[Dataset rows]

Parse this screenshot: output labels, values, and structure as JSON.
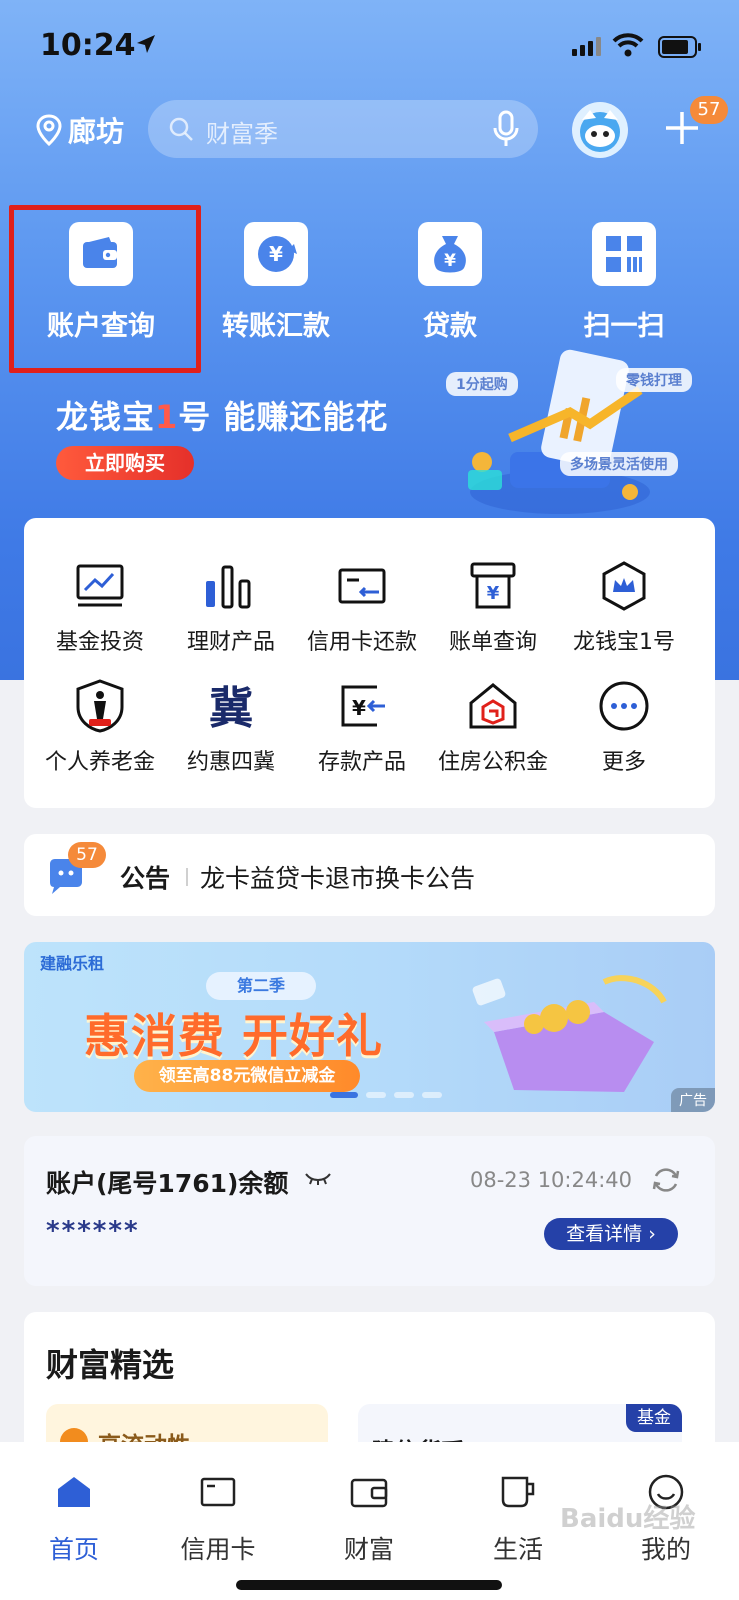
{
  "status_bar": {
    "time": "10:24"
  },
  "header": {
    "city": "廊坊",
    "search_placeholder": "财富季",
    "notification_count": "57"
  },
  "quick_actions": [
    {
      "label": "账户查询",
      "icon": "wallet-icon"
    },
    {
      "label": "转账汇款",
      "icon": "transfer-yuan-icon"
    },
    {
      "label": "贷款",
      "icon": "money-bag-icon"
    },
    {
      "label": "扫一扫",
      "icon": "scan-icon"
    }
  ],
  "promo": {
    "title_prefix": "龙钱宝",
    "title_accent": "1",
    "title_suffix": "号 能赚还能花",
    "button": "立即购买",
    "tags": [
      "1分起购",
      "零钱打理",
      "多场景灵活使用"
    ]
  },
  "services": [
    {
      "label": "基金投资",
      "icon": "fund-chart-icon"
    },
    {
      "label": "理财产品",
      "icon": "bar-chart-icon"
    },
    {
      "label": "信用卡还款",
      "icon": "credit-card-icon"
    },
    {
      "label": "账单查询",
      "icon": "bill-icon"
    },
    {
      "label": "龙钱宝1号",
      "icon": "crown-hexagon-icon"
    },
    {
      "label": "个人养老金",
      "icon": "pension-shield-icon"
    },
    {
      "label": "约惠四冀",
      "icon": "ji-character-icon"
    },
    {
      "label": "存款产品",
      "icon": "deposit-icon"
    },
    {
      "label": "住房公积金",
      "icon": "house-icon"
    },
    {
      "label": "更多",
      "icon": "more-dots-icon"
    }
  ],
  "notice": {
    "badge": "57",
    "label": "公告",
    "text": "龙卡益贷卡退市换卡公告"
  },
  "banner": {
    "brand": "建融乐租",
    "season": "第二季",
    "headline": "惠消费 开好礼",
    "sub": "领至高88元微信立减金",
    "ad_label": "广告"
  },
  "balance": {
    "title": "账户(尾号1761)余额",
    "timestamp": "08-23 10:24:40",
    "value": "******",
    "detail_button": "查看详情"
  },
  "wealth": {
    "title": "财富精选",
    "left_item": "高流动性",
    "right_item": "建信货币B",
    "fund_tag": "基金"
  },
  "tabs": [
    {
      "label": "首页",
      "icon": "home-icon",
      "active": true
    },
    {
      "label": "信用卡",
      "icon": "card-icon",
      "active": false
    },
    {
      "label": "财富",
      "icon": "wallet-tab-icon",
      "active": false
    },
    {
      "label": "生活",
      "icon": "cup-icon",
      "active": false
    },
    {
      "label": "我的",
      "icon": "smile-icon",
      "active": false
    }
  ],
  "watermark": "Baidu经验",
  "colors": {
    "primary": "#3a73e0",
    "accent_red": "#e0201a",
    "badge_orange": "#f58a3a",
    "navy": "#2541a8"
  }
}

» **REQUIREMENT**
Omit all pictures while transcribing the entries verbatim.

» **WRITTEN ANSWER**
Parse this screenshot: output labels, values, and structure as JSON.
{
  "status_bar": {
    "time": "10:24"
  },
  "header": {
    "city": "廊坊",
    "search_placeholder": "财富季",
    "notification_count": "57"
  },
  "quick_actions": [
    {
      "label": "账户查询",
      "icon": "wallet-icon"
    },
    {
      "label": "转账汇款",
      "icon": "transfer-yuan-icon"
    },
    {
      "label": "贷款",
      "icon": "money-bag-icon"
    },
    {
      "label": "扫一扫",
      "icon": "scan-icon"
    }
  ],
  "promo": {
    "title_prefix": "龙钱宝",
    "title_accent": "1",
    "title_suffix": "号 能赚还能花",
    "button": "立即购买",
    "tags": [
      "1分起购",
      "零钱打理",
      "多场景灵活使用"
    ]
  },
  "services": [
    {
      "label": "基金投资",
      "icon": "fund-chart-icon"
    },
    {
      "label": "理财产品",
      "icon": "bar-chart-icon"
    },
    {
      "label": "信用卡还款",
      "icon": "credit-card-icon"
    },
    {
      "label": "账单查询",
      "icon": "bill-icon"
    },
    {
      "label": "龙钱宝1号",
      "icon": "crown-hexagon-icon"
    },
    {
      "label": "个人养老金",
      "icon": "pension-shield-icon"
    },
    {
      "label": "约惠四冀",
      "icon": "ji-character-icon"
    },
    {
      "label": "存款产品",
      "icon": "deposit-icon"
    },
    {
      "label": "住房公积金",
      "icon": "house-icon"
    },
    {
      "label": "更多",
      "icon": "more-dots-icon"
    }
  ],
  "notice": {
    "badge": "57",
    "label": "公告",
    "text": "龙卡益贷卡退市换卡公告"
  },
  "banner": {
    "brand": "建融乐租",
    "season": "第二季",
    "headline": "惠消费 开好礼",
    "sub": "领至高88元微信立减金",
    "ad_label": "广告"
  },
  "balance": {
    "title": "账户(尾号1761)余额",
    "timestamp": "08-23 10:24:40",
    "value": "******",
    "detail_button": "查看详情"
  },
  "wealth": {
    "title": "财富精选",
    "left_item": "高流动性",
    "right_item": "建信货币B",
    "fund_tag": "基金"
  },
  "tabs": [
    {
      "label": "首页",
      "icon": "home-icon",
      "active": true
    },
    {
      "label": "信用卡",
      "icon": "card-icon",
      "active": false
    },
    {
      "label": "财富",
      "icon": "wallet-tab-icon",
      "active": false
    },
    {
      "label": "生活",
      "icon": "cup-icon",
      "active": false
    },
    {
      "label": "我的",
      "icon": "smile-icon",
      "active": false
    }
  ],
  "watermark": "Baidu经验",
  "colors": {
    "primary": "#3a73e0",
    "accent_red": "#e0201a",
    "badge_orange": "#f58a3a",
    "navy": "#2541a8"
  }
}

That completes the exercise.